Stored data:
_ _ _ _ _ _ _

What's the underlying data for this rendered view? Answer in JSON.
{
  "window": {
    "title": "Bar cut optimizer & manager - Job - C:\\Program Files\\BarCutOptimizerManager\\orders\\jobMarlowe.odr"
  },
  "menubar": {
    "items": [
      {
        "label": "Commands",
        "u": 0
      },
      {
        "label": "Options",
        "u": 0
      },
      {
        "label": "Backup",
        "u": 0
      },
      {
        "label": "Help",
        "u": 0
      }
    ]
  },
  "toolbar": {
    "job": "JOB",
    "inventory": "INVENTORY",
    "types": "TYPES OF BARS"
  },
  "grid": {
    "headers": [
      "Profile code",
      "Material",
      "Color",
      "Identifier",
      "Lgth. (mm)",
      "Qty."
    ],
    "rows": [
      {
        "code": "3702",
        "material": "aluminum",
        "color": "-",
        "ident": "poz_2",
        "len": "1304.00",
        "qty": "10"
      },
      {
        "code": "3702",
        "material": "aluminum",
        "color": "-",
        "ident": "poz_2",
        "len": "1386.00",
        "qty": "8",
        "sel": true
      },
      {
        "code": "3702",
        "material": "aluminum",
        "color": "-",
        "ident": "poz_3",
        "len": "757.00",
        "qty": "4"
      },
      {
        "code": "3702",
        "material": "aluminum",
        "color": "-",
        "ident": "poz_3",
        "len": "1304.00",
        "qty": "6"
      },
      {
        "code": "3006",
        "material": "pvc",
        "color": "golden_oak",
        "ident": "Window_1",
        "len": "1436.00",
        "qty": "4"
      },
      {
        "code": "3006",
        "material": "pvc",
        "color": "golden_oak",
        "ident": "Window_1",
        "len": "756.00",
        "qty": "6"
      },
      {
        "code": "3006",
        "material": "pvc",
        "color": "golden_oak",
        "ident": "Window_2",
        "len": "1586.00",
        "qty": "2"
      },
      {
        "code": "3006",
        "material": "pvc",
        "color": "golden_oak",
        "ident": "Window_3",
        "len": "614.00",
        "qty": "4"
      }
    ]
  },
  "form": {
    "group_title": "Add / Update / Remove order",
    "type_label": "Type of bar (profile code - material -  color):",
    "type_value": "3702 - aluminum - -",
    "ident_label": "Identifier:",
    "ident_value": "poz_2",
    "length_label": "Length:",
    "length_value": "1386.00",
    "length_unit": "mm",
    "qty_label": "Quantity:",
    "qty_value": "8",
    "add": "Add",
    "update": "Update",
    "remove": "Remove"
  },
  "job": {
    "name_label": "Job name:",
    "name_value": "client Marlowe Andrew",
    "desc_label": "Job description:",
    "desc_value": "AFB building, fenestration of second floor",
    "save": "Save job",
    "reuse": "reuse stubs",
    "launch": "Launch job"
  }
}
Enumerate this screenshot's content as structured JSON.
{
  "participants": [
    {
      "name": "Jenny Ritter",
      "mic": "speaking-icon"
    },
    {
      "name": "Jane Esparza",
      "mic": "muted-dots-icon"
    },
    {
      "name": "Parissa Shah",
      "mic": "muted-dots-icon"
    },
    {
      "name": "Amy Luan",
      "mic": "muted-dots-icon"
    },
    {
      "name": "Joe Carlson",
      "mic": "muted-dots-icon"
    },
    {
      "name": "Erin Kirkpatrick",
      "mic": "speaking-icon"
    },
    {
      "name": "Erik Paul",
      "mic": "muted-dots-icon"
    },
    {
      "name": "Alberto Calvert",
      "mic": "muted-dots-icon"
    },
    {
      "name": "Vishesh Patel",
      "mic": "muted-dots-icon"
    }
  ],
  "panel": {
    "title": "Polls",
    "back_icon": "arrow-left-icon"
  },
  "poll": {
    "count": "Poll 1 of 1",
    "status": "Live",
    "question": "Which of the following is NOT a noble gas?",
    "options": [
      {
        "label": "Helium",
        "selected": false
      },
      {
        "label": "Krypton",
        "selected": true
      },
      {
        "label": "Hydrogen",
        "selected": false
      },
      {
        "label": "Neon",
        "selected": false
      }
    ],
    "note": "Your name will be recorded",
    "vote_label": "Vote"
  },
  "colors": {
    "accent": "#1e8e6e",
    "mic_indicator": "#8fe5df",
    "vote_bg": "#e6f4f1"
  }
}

_ _ _ _ _ _ _

• Exercise task
Across the records, how many lines contain "this"? Only the number should be given.

• Written answer
2